The records below hold pictures; please leave those out and retype the rest exactly.

RECORDS PROVIDED:
= = = = = = =
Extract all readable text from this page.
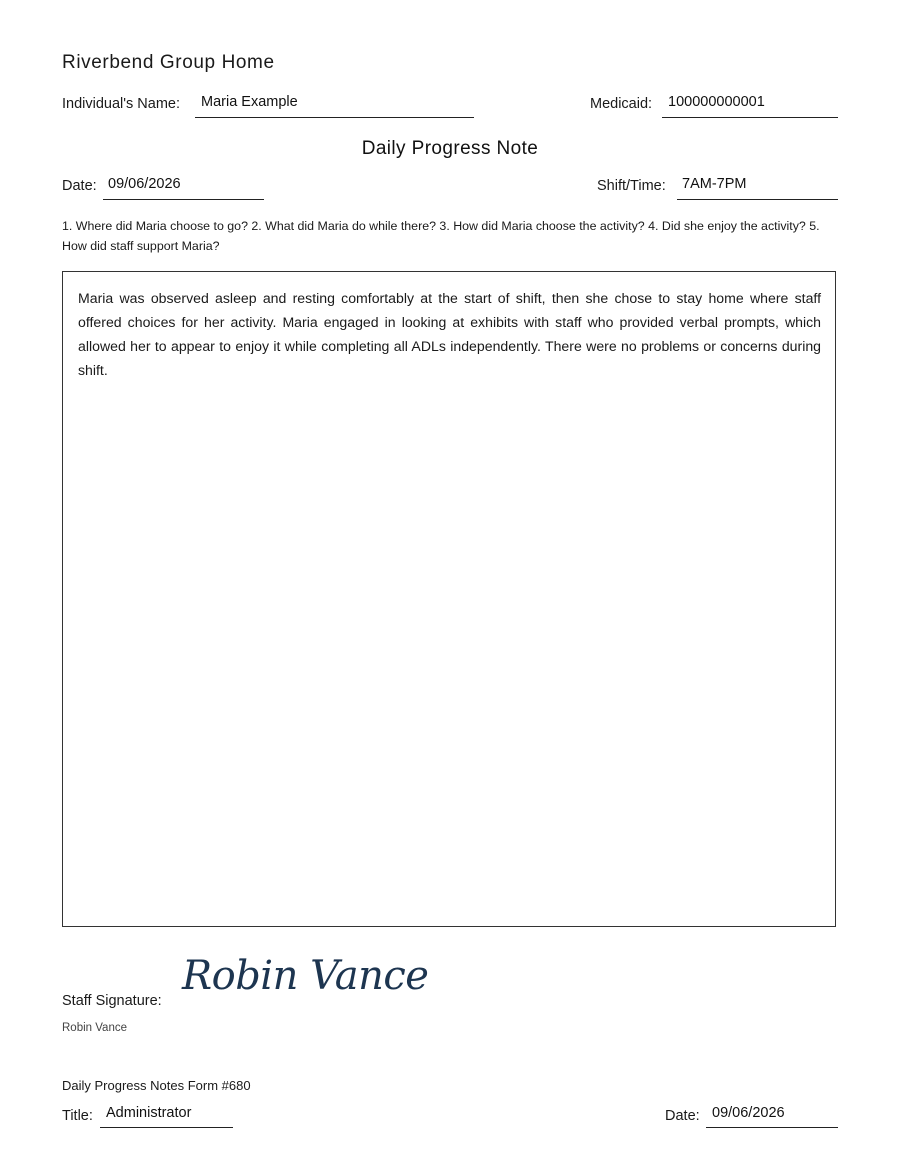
Riverbend Group Home
Individual's Name: Maria Example	Medicaid: 100000000001
Daily Progress Note
Date: 09/06/2026	Shift/Time: 7AM-7PM
1. Where did Maria choose to go? 2. What did Maria do while there? 3. How did Maria choose the activity? 4. Did she enjoy the activity? 5. How did staff support Maria?
Maria was observed asleep and resting comfortably at the start of shift, then she chose to stay home where staff offered choices for her activity. Maria engaged in looking at exhibits with staff who provided verbal prompts, which allowed her to appear to enjoy it while completing all ADLs independently. There were no problems or concerns during shift.
Staff Signature:
Robin Vance
Robin Vance
Daily Progress Notes Form #680
Title: Administrator	Date: 09/06/2026
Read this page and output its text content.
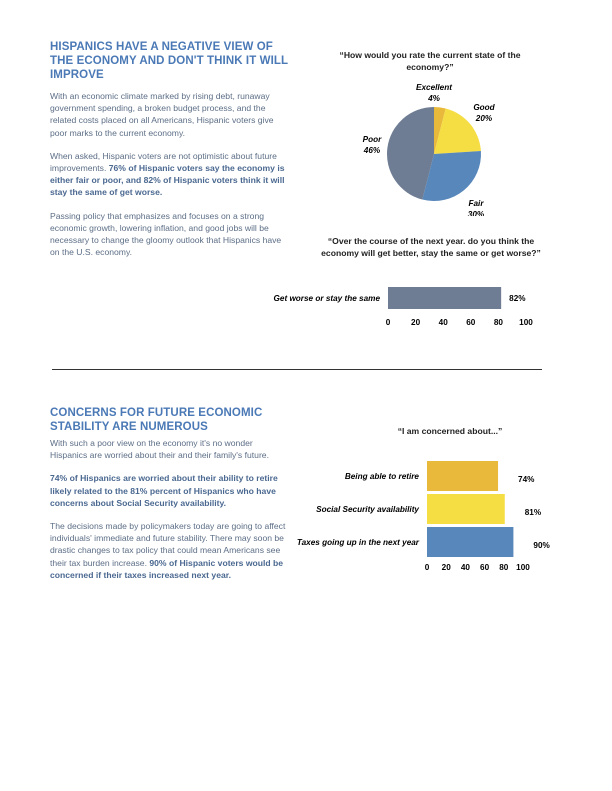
HISPANICS HAVE A NEGATIVE VIEW OF THE ECONOMY AND DON'T THINK IT WILL IMPROVE

With an economic climate marked by rising debt, runaway government spending, a broken budget process, and the related costs placed on all Americans, Hispanic voters give poor marks to the current economy.

When asked, Hispanic voters are not optimistic about future improvements. 76% of Hispanic voters say the economy is either fair or poor, and 82% of Hispanic voters think it will stay the same of get worse.

Passing policy that emphasizes and focuses on a strong economic growth, lowering inflation, and good jobs will be necessary to change the gloomy outlook that Hispanics have on the U.S. economy.

“How would you rate the current state of the economy?”

Excellent
4%
Good
20%
Fair
30%
Poor
46%

“Over the course of the next year. do you think the economy will get better, stay the same or get worse?”

Get worse or stay the same	82%
0	20 40 60 80 100
CONCERNS FOR FUTURE ECONOMIC STABILITY ARE NUMEROUS

With such a poor view on the economy it's no wonder Hispanics are worried about their and their family's future.

74% of Hispanics are worried about their ability to retire likely related to the 81% percent of Hispanics who have concerns about Social Security availability.

The decisions made by policymakers today are going to affect individuals' immediate and future stability. There may soon be drastic changes to tax policy that could mean Americans see their tax burden increase. 90% of Hispanic voters would be concerned if their taxes increased next year.

“I am concerned about...”

Being able to retire	74%
Social Security availability	81%
Taxes going up in the next year	90%
0 20 40 60 80 100
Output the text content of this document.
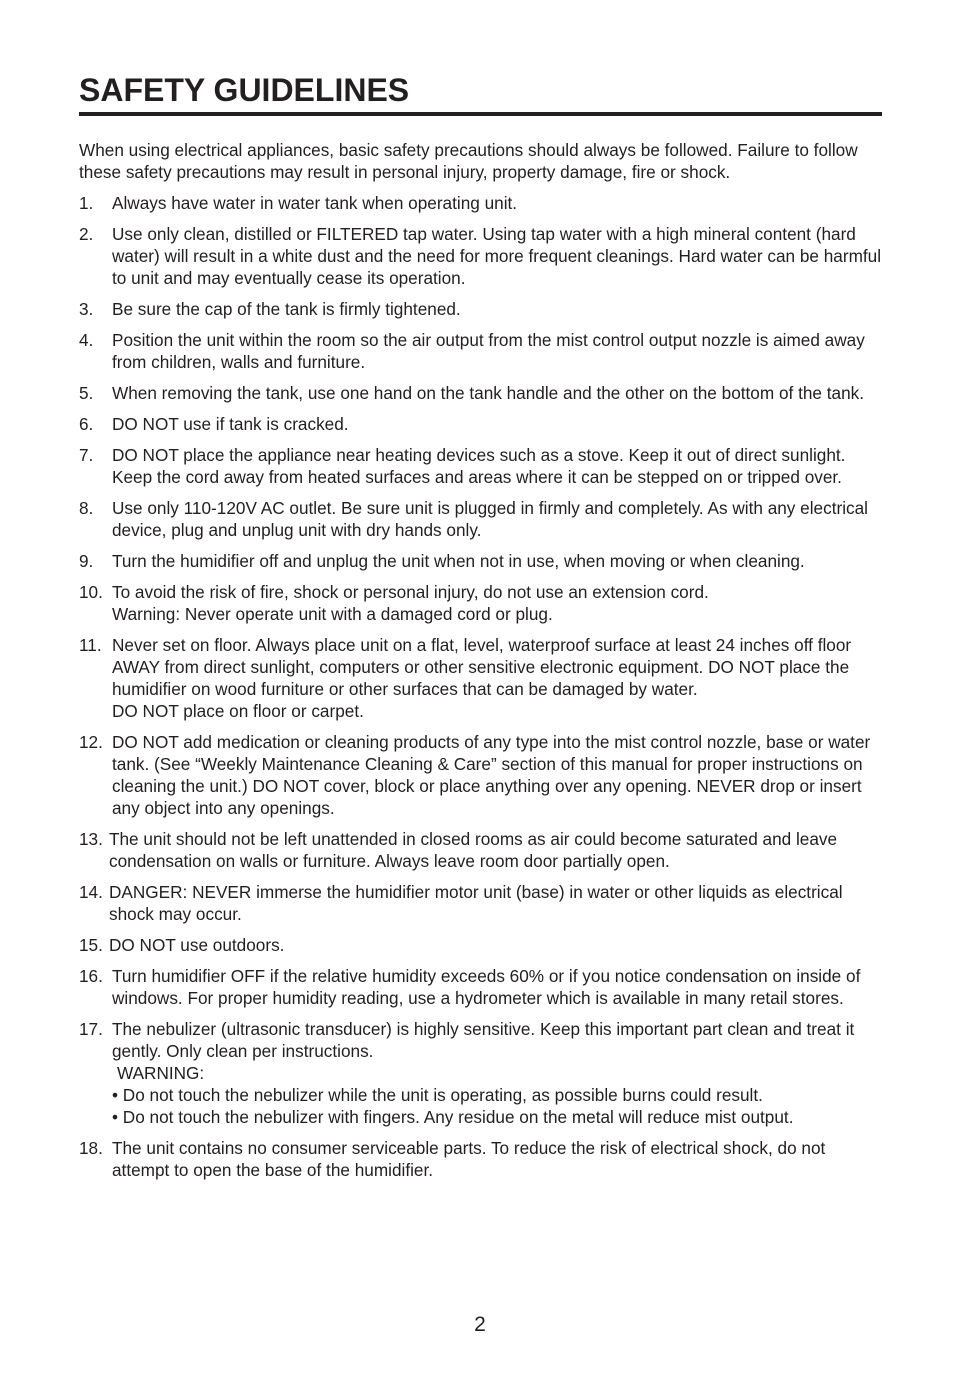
SAFETY GUIDELINES

When using electrical appliances, basic safety precautions should always be followed. Failure to follow these safety precautions may result in personal injury, property damage, fire or shock.

1. Always have water in water tank when operating unit.
2. Use only clean, distilled or FILTERED tap water. Using tap water with a high mineral content (hard water) will result in a white dust and the need for more frequent cleanings. Hard water can be harmful to unit and may eventually cease its operation.
3. Be sure the cap of the tank is firmly tightened.
4. Position the unit within the room so the air output from the mist control output nozzle is aimed away from children, walls and furniture.
5. When removing the tank, use one hand on the tank handle and the other on the bottom of the tank.
6. DO NOT use if tank is cracked.
7. DO NOT place the appliance near heating devices such as a stove. Keep it out of direct sunlight. Keep the cord away from heated surfaces and areas where it can be stepped on or tripped over.
8. Use only 110-120V AC outlet. Be sure unit is plugged in firmly and completely. As with any electrical device, plug and unplug unit with dry hands only.
9. Turn the humidifier off and unplug the unit when not in use, when moving or when cleaning.
10. To avoid the risk of fire, shock or personal injury, do not use an extension cord.
Warning: Never operate unit with a damaged cord or plug.
11. Never set on floor. Always place unit on a flat, level, waterproof surface at least 24 inches off floor AWAY from direct sunlight, computers or other sensitive electronic equipment. DO NOT place the humidifier on wood furniture or other surfaces that can be damaged by water.
DO NOT place on floor or carpet.
12. DO NOT add medication or cleaning products of any type into the mist control nozzle, base or water tank. (See “Weekly Maintenance Cleaning & Care” section of this manual for proper instructions on cleaning the unit.) DO NOT cover, block or place anything over any opening. NEVER drop or insert any object into any openings.
13. The unit should not be left unattended in closed rooms as air could become saturated and leave condensation on walls or furniture. Always leave room door partially open.
14. DANGER: NEVER immerse the humidifier motor unit (base) in water or other liquids as electrical shock may occur.
15. DO NOT use outdoors.
16. Turn humidifier OFF if the relative humidity exceeds 60% or if you notice condensation on inside of windows. For proper humidity reading, use a hydrometer which is available in many retail stores.
17. The nebulizer (ultrasonic transducer) is highly sensitive. Keep this important part clean and treat it gently. Only clean per instructions.
WARNING:
• Do not touch the nebulizer while the unit is operating, as possible burns could result.
• Do not touch the nebulizer with fingers. Any residue on the metal will reduce mist output.
18. The unit contains no consumer serviceable parts. To reduce the risk of electrical shock, do not attempt to open the base of the humidifier.
2
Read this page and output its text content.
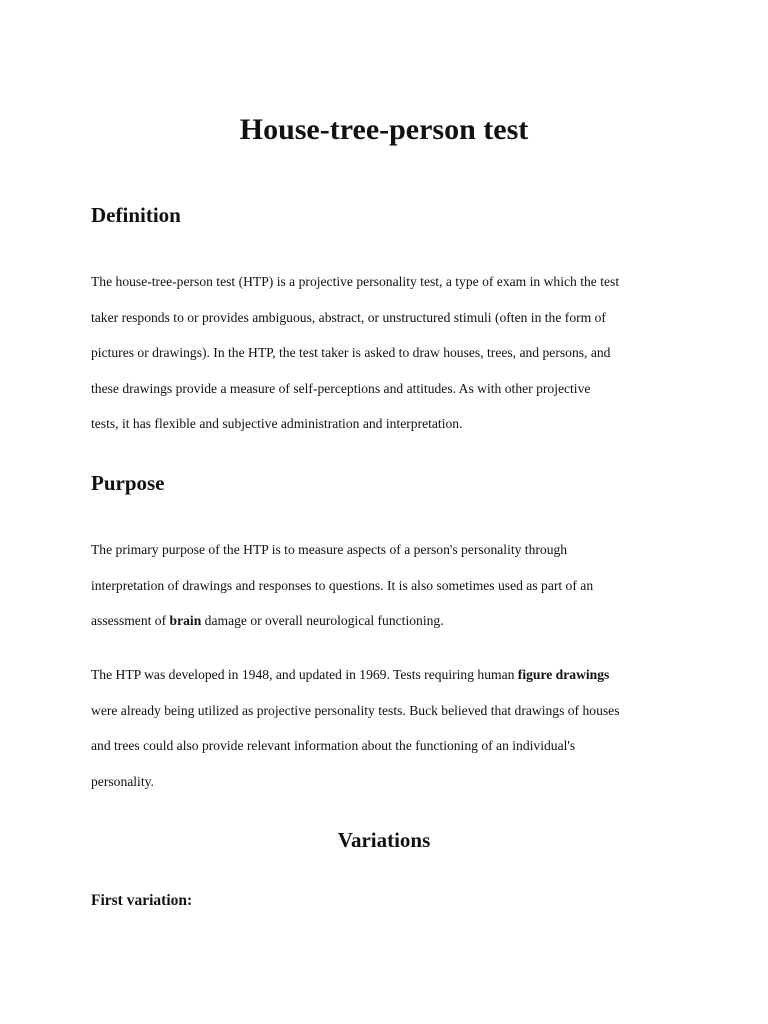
House-tree-person test
Definition

The house-tree-person test (HTP) is a projective personality test, a type of exam in which the test
taker responds to or provides ambiguous, abstract, or unstructured stimuli (often in the form of
pictures or drawings). In the HTP, the test taker is asked to draw houses, trees, and persons, and
these drawings provide a measure of self-perceptions and attitudes. As with other projective
tests, it has flexible and subjective administration and interpretation.

Purpose

The primary purpose of the HTP is to measure aspects of a person's personality through
interpretation of drawings and responses to questions. It is also sometimes used as part of an
assessment of brain damage or overall neurological functioning.

The HTP was developed in 1948, and updated in 1969. Tests requiring human figure drawings
were already being utilized as projective personality tests. Buck believed that drawings of houses
and trees could also provide relevant information about the functioning of an individual's
personality.

Variations
First variation:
= = = = = = =
RESULT OF THIS TASK:
Extract all readable text from this page.
Riverbend Group Home
Individual's Name: Maria Example	Medicaid: 100000000001
Daily Progress Note
Date: 09/06/2026	Shift/Time: 7AM-7PM
1. Where did Maria choose to go? 2. What did Maria do while there? 3. How did Maria choose the activity? 4. Did she enjoy the activity? 5. How did staff support Maria?
Maria was observed asleep and resting comfortably at the start of shift, then she chose to stay home where staff offered choices for her activity. Maria engaged in looking at exhibits with staff who provided verbal prompts, which allowed her to appear to enjoy it while completing all ADLs independently. There were no problems or concerns during shift.
Staff Signature:
Robin Vance
Robin Vance
Daily Progress Notes Form #680
Title: Administrator	Date: 09/06/2026
Read this page and output its text content.
HISPANICS HAVE A NEGATIVE VIEW OF THE ECONOMY AND DON'T THINK IT WILL IMPROVE

With an economic climate marked by rising debt, runaway government spending, a broken budget process, and the related costs placed on all Americans, Hispanic voters give poor marks to the current economy.

When asked, Hispanic voters are not optimistic about future improvements. 76% of Hispanic voters say the economy is either fair or poor, and 82% of Hispanic voters think it will stay the same of get worse.

Passing policy that emphasizes and focuses on a strong economic growth, lowering inflation, and good jobs will be necessary to change the gloomy outlook that Hispanics have on the U.S. economy.

“How would you rate the current state of the economy?”

Excellent
4%
Good
20%
Fair
30%
Poor
46%

“Over the course of the next year. do you think the economy will get better, stay the same or get worse?”

Get worse or stay the same	82%
0	20 40 60 80 100
CONCERNS FOR FUTURE ECONOMIC STABILITY ARE NUMEROUS

With such a poor view on the economy it's no wonder Hispanics are worried about their and their family's future.

74% of Hispanics are worried about their ability to retire likely related to the 81% percent of Hispanics who have concerns about Social Security availability.

The decisions made by policymakers today are going to affect individuals' immediate and future stability. There may soon be drastic changes to tax policy that could mean Americans see their tax burden increase. 90% of Hispanic voters would be concerned if their taxes increased next year.

“I am concerned about...”

Being able to retire	74%
Social Security availability	81%
Taxes going up in the next year	90%
0 20 40 60 80 100
Output the text content of this document.
SAFETY GUIDELINES

When using electrical appliances, basic safety precautions should always be followed. Failure to follow these safety precautions may result in personal injury, property damage, fire or shock.

1. Always have water in water tank when operating unit.
2. Use only clean, distilled or FILTERED tap water. Using tap water with a high mineral content (hard water) will result in a white dust and the need for more frequent cleanings. Hard water can be harmful to unit and may eventually cease its operation.
3. Be sure the cap of the tank is firmly tightened.
4. Position the unit within the room so the air output from the mist control output nozzle is aimed away from children, walls and furniture.
5. When removing the tank, use one hand on the tank handle and the other on the bottom of the tank.
6. DO NOT use if tank is cracked.
7. DO NOT place the appliance near heating devices such as a stove. Keep it out of direct sunlight. Keep the cord away from heated surfaces and areas where it can be stepped on or tripped over.
8. Use only 110-120V AC outlet. Be sure unit is plugged in firmly and completely. As with any electrical device, plug and unplug unit with dry hands only.
9. Turn the humidifier off and unplug the unit when not in use, when moving or when cleaning.
10. To avoid the risk of fire, shock or personal injury, do not use an extension cord.
Warning: Never operate unit with a damaged cord or plug.
11. Never set on floor. Always place unit on a flat, level, waterproof surface at least 24 inches off floor AWAY from direct sunlight, computers or other sensitive electronic equipment. DO NOT place the humidifier on wood furniture or other surfaces that can be damaged by water.
DO NOT place on floor or carpet.
12. DO NOT add medication or cleaning products of any type into the mist control nozzle, base or water tank. (See “Weekly Maintenance Cleaning & Care” section of this manual for proper instructions on cleaning the unit.) DO NOT cover, block or place anything over any opening. NEVER drop or insert any object into any openings.
13. The unit should not be left unattended in closed rooms as air could become saturated and leave condensation on walls or furniture. Always leave room door partially open.
14. DANGER: NEVER immerse the humidifier motor unit (base) in water or other liquids as electrical shock may occur.
15. DO NOT use outdoors.
16. Turn humidifier OFF if the relative humidity exceeds 60% or if you notice condensation on inside of windows. For proper humidity reading, use a hydrometer which is available in many retail stores.
17. The nebulizer (ultrasonic transducer) is highly sensitive. Keep this important part clean and treat it gently. Only clean per instructions.
WARNING:
• Do not touch the nebulizer while the unit is operating, as possible burns could result.
• Do not touch the nebulizer with fingers. Any residue on the metal will reduce mist output.
18. The unit contains no consumer serviceable parts. To reduce the risk of electrical shock, do not attempt to open the base of the humidifier.
2
Read this page and output its text content.
House-tree-person test
Definition

The house-tree-person test (HTP) is a projective personality test, a type of exam in which the test
taker responds to or provides ambiguous, abstract, or unstructured stimuli (often in the form of
pictures or drawings). In the HTP, the test taker is asked to draw houses, trees, and persons, and
these drawings provide a measure of self-perceptions and attitudes. As with other projective
tests, it has flexible and subjective administration and interpretation.

Purpose

The primary purpose of the HTP is to measure aspects of a person's personality through
interpretation of drawings and responses to questions. It is also sometimes used as part of an
assessment of brain damage or overall neurological functioning.

The HTP was developed in 1948, and updated in 1969. Tests requiring human figure drawings
were already being utilized as projective personality tests. Buck believed that drawings of houses
and trees could also provide relevant information about the functioning of an individual's
personality.

Variations
First variation:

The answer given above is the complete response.